▶ [Problem to solve]
Return all of the entries exactly as written.

Recorded data
◇ ◇ ◇ ◇
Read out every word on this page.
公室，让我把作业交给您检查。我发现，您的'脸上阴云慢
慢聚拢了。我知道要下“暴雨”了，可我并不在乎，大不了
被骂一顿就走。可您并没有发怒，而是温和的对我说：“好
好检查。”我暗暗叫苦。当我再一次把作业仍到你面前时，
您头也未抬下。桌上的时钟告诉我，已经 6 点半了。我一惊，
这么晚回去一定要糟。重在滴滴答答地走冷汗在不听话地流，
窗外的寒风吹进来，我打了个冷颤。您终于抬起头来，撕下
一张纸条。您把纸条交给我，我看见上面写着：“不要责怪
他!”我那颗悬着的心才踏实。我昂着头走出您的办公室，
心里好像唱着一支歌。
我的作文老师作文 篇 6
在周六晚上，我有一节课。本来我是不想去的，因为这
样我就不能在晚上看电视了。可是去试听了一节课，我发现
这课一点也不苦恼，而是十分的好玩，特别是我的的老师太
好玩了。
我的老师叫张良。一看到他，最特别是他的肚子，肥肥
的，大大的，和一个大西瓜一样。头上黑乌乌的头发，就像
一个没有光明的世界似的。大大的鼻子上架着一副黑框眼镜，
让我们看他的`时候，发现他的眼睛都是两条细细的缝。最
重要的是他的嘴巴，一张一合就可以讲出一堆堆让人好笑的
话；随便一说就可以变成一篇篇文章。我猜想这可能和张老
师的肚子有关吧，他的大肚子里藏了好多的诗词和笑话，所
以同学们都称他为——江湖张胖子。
◇ ◇ ◇ ◇
▶ [Output for this task]
Read out every word on this page.
公室，让我把作业交给您检查。我发现，您的'脸上阴云慢
慢聚拢了。我知道要下“暴雨”了，可我并不在乎，大不了
被骂一顿就走。可您并没有发怒，而是温和的对我说：“好
好检查。”我暗暗叫苦。当我再一次把作业仍到你面前时，
您头也未抬下。桌上的时钟告诉我，已经 6 点半了。我一惊，
这么晚回去一定要糟。重在滴滴答答地走冷汗在不听话地流，
窗外的寒风吹进来，我打了个冷颤。您终于抬起头来，撕下
一张纸条。您把纸条交给我，我看见上面写着：“不要责怪
他!”我那颗悬着的心才踏实。我昂着头走出您的办公室，
心里好像唱着一支歌。
我的作文老师作文 篇 6
在周六晚上，我有一节课。本来我是不想去的，因为这
样我就不能在晚上看电视了。可是去试听了一节课，我发现
这课一点也不苦恼，而是十分的好玩，特别是我的的老师太
好玩了。
我的老师叫张良。一看到他，最特别是他的肚子，肥肥
的，大大的，和一个大西瓜一样。头上黑乌乌的头发，就像
一个没有光明的世界似的。大大的鼻子上架着一副黑框眼镜，
让我们看他的`时候，发现他的眼睛都是两条细细的缝。最
重要的是他的嘴巴，一张一合就可以讲出一堆堆让人好笑的
话；随便一说就可以变成一篇篇文章。我猜想这可能和张老
师的肚子有关吧，他的大肚子里藏了好多的诗词和笑话，所
以同学们都称他为——江湖张胖子。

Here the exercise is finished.